Extrait du texte:
+-------+
COMMENT SE MAINTIENT LA BALANCE DES COMPTES.

Abandonnons donc la vieille et absurde idée — encore souvent exprimée dans des journaux importants — qu’un pays marche à sa ruine quand il importe plus qu’il n’exporte. Mais la question n’est que déplacée, car, remplaçant alors les mots « balance du commerce » par ceux de « balance des comptes », nous devons la formuler ainsi : un pays ne risque-t-il pas de se ruiner quand il a, tout compte fait, plus à payer à l’étranger qu’à recevoir ?
+-------+
Données fournies:
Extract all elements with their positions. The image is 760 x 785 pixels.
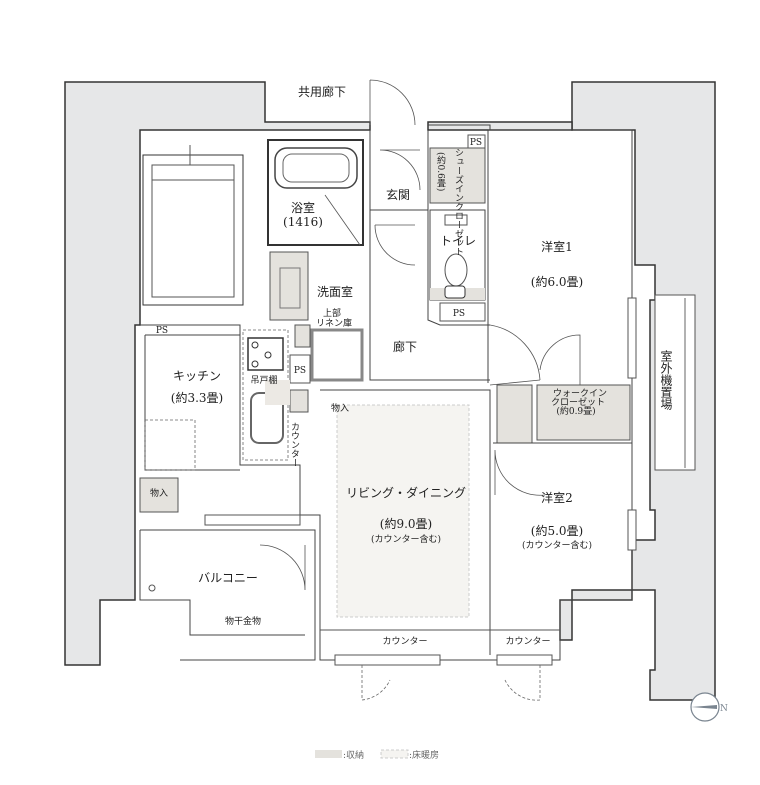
+-------+
Tâches à réaliser:
a – Traduisez en anglais la phrase suivante de l'extrait sur la balance des comptes : « Abandonnons donc la vieille et absurde idée — encore souvent exprimée dans des journaux importants — qu’un pays marche à sa ruine quand il importe plus qu’il n’exporte. »
b – Poursuivez l'extrait sur la balance des comptes à partir de sa dernière phrase.

Réponses par tâche:
a – Let us therefore abandon the old and absurd idea (still often expressed in major newspapers) that a country is heading toward ruin when it imports more than it exports.

b –
À la question ainsi rectifiée, il faut répondre certainement par l’affirmative. Oui, si un pays, n’ayant d’ailleurs point de créances sur l’étranger pour rétablir la balance, achète plus qu’il ne vend, ou s’il voit ses plus riches habitants aller manger leurs revenus à l’étranger (absentéisme), il sera obligé d’exporter son numéraire. Pour remédier à la fuite du numéraire, il émettra du papier-monnaie. Mais comme ce papier-monnaie, s’il peut remplacer le métal pour la circulation intérieure, ne peut pas être employé à payer l’étranger, le pays sera conduit à emprunter à l’étranger lui-même les sommes qu’il est obligé de lui payer et se trouvera ainsi sur la voie qui conduit les États, aussi bien que les individus, à la banqueroute. Et il ne serait pas difficile de trouver dans l’Amérique du Sud ou même en Europe maints exemples pour illustrer cette histoire[1].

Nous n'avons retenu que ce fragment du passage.